(Saved data entries)
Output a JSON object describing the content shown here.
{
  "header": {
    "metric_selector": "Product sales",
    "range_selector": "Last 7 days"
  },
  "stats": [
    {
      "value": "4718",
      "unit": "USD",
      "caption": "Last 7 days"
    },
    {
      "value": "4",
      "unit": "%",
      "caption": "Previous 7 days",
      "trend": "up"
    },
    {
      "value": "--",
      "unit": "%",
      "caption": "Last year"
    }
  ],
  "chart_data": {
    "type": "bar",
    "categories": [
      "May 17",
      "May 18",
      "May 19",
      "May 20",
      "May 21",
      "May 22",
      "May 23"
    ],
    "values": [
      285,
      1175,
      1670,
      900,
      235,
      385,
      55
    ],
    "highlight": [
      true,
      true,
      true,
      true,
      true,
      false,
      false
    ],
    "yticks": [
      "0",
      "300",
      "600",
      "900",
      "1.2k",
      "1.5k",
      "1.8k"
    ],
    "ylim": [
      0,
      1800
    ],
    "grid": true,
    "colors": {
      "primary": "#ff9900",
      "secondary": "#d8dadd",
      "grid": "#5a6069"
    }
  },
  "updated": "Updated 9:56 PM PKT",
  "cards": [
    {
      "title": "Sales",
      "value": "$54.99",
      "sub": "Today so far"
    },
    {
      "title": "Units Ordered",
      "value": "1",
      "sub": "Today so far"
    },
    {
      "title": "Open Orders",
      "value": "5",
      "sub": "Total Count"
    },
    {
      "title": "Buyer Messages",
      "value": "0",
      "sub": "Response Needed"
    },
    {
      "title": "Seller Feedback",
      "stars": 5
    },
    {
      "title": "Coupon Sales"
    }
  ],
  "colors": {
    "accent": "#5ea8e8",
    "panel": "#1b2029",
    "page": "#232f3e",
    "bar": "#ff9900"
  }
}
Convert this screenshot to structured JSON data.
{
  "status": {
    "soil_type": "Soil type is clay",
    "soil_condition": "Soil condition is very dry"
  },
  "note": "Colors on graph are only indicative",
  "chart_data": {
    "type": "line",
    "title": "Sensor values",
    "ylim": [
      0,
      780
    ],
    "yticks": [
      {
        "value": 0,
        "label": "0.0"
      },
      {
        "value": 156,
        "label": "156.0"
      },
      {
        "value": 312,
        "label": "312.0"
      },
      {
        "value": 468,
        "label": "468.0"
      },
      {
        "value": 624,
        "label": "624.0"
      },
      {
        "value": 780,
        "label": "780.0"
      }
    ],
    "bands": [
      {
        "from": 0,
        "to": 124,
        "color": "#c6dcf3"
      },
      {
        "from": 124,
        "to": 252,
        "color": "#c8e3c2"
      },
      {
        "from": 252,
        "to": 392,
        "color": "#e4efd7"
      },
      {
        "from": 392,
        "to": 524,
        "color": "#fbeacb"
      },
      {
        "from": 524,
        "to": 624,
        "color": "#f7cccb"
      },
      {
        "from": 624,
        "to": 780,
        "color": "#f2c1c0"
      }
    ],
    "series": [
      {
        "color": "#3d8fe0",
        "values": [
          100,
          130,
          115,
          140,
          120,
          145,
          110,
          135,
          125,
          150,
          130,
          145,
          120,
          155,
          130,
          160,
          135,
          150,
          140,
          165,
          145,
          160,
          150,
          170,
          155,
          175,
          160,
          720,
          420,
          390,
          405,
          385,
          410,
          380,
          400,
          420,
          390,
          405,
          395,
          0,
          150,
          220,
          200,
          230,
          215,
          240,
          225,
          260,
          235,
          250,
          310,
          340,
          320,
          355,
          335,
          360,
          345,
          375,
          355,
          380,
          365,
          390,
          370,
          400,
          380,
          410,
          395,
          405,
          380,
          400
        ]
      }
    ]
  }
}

**Stated goal**
Transcribe every entry verbatim.

**Solution to the exercise**
Output a JSON object describing the content shown here.
{
  "header": {
    "metric_selector": "Product sales",
    "range_selector": "Last 7 days"
  },
  "stats": [
    {
      "value": "4718",
      "unit": "USD",
      "caption": "Last 7 days"
    },
    {
      "value": "4",
      "unit": "%",
      "caption": "Previous 7 days",
      "trend": "up"
    },
    {
      "value": "--",
      "unit": "%",
      "caption": "Last year"
    }
  ],
  "chart_data": {
    "type": "bar",
    "categories": [
      "May 17",
      "May 18",
      "May 19",
      "May 20",
      "May 21",
      "May 22",
      "May 23"
    ],
    "values": [
      285,
      1175,
      1670,
      900,
      235,
      385,
      55
    ],
    "highlight": [
      true,
      true,
      true,
      true,
      true,
      false,
      false
    ],
    "yticks": [
      "0",
      "300",
      "600",
      "900",
      "1.2k",
      "1.5k",
      "1.8k"
    ],
    "ylim": [
      0,
      1800
    ],
    "grid": true,
    "colors": {
      "primary": "#ff9900",
      "secondary": "#d8dadd",
      "grid": "#5a6069"
    }
  },
  "updated": "Updated 9:56 PM PKT",
  "cards": [
    {
      "title": "Sales",
      "value": "$54.99",
      "sub": "Today so far"
    },
    {
      "title": "Units Ordered",
      "value": "1",
      "sub": "Today so far"
    },
    {
      "title": "Open Orders",
      "value": "5",
      "sub": "Total Count"
    },
    {
      "title": "Buyer Messages",
      "value": "0",
      "sub": "Response Needed"
    },
    {
      "title": "Seller Feedback",
      "stars": 5
    },
    {
      "title": "Coupon Sales"
    }
  ],
  "colors": {
    "accent": "#5ea8e8",
    "panel": "#1b2029",
    "page": "#232f3e",
    "bar": "#ff9900"
  }
}
Convert this screenshot to structured JSON data.
{
  "status": {
    "soil_type": "Soil type is clay",
    "soil_condition": "Soil condition is very dry"
  },
  "note": "Colors on graph are only indicative",
  "chart_data": {
    "type": "line",
    "title": "Sensor values",
    "ylim": [
      0,
      780
    ],
    "yticks": [
      {
        "value": 0,
        "label": "0.0"
      },
      {
        "value": 156,
        "label": "156.0"
      },
      {
        "value": 312,
        "label": "312.0"
      },
      {
        "value": 468,
        "label": "468.0"
      },
      {
        "value": 624,
        "label": "624.0"
      },
      {
        "value": 780,
        "label": "780.0"
      }
    ],
    "bands": [
      {
        "from": 0,
        "to": 124,
        "color": "#c6dcf3"
      },
      {
        "from": 124,
        "to": 252,
        "color": "#c8e3c2"
      },
      {
        "from": 252,
        "to": 392,
        "color": "#e4efd7"
      },
      {
        "from": 392,
        "to": 524,
        "color": "#fbeacb"
      },
      {
        "from": 524,
        "to": 624,
        "color": "#f7cccb"
      },
      {
        "from": 624,
        "to": 780,
        "color": "#f2c1c0"
      }
    ],
    "series": [
      {
        "color": "#3d8fe0",
        "values": [
          100,
          130,
          115,
          140,
          120,
          145,
          110,
          135,
          125,
          150,
          130,
          145,
          120,
          155,
          130,
          160,
          135,
          150,
          140,
          165,
          145,
          160,
          150,
          170,
          155,
          175,
          160,
          720,
          420,
          390,
          405,
          385,
          410,
          380,
          400,
          420,
          390,
          405,
          395,
          0,
          150,
          220,
          200,
          230,
          215,
          240,
          225,
          260,
          235,
          250,
          310,
          340,
          320,
          355,
          335,
          360,
          345,
          375,
          355,
          380,
          365,
          390,
          370,
          400,
          380,
          410,
          395,
          405,
          380,
          400
        ]
      }
    ]
  }
}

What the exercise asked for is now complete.